■ DATA SECTION ■

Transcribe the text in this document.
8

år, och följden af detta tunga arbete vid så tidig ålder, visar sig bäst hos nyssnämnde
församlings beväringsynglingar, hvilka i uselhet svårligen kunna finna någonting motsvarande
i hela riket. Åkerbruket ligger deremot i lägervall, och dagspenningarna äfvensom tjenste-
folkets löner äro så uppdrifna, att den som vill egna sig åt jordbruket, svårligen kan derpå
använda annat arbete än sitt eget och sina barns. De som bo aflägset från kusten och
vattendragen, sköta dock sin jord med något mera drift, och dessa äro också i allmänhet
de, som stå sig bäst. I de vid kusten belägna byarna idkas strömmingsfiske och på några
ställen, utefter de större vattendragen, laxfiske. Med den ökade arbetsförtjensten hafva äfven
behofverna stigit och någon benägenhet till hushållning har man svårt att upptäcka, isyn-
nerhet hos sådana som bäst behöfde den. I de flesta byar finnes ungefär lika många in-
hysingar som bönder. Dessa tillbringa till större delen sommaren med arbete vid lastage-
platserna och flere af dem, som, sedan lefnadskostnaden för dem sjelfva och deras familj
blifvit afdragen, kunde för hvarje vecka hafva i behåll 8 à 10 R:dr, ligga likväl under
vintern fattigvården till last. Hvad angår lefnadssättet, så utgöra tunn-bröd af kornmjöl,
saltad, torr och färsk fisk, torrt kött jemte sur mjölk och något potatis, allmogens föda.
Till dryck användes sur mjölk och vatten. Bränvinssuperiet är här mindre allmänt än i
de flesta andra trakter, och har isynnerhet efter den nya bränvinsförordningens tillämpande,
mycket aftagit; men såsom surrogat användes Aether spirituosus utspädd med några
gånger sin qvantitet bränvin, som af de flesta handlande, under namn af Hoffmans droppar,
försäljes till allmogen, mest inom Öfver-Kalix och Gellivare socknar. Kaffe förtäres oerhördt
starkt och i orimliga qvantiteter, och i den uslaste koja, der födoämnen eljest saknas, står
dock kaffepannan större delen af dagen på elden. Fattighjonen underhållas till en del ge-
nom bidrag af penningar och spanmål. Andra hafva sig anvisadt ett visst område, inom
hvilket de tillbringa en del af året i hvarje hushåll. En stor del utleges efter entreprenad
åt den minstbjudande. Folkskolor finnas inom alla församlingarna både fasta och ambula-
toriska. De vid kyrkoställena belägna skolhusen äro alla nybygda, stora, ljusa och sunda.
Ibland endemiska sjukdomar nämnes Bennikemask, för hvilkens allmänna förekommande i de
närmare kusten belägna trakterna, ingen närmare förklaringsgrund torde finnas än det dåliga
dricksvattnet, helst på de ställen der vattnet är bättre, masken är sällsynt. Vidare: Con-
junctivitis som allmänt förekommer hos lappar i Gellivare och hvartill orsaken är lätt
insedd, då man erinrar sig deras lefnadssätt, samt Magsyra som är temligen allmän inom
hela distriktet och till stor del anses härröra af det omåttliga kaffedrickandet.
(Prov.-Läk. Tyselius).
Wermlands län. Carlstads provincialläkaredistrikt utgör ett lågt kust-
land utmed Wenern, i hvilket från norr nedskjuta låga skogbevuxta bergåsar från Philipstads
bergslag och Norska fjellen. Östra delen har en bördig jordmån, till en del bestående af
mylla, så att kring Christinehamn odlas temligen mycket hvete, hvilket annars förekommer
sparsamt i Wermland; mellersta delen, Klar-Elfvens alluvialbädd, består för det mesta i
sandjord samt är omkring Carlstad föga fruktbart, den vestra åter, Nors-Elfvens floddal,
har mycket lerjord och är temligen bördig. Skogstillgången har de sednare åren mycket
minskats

■ WHAT IS REQUIRED ■
Look over the listing above. Pick out and copy every line that includes "dock".

■ RESULT ■
vattendragen, sköta dock sin jord med något mera drift, och dessa äro också i allmänhet
dock kaffepannan större delen af dagen på elden. Fattighjonen underhållas till en del ge-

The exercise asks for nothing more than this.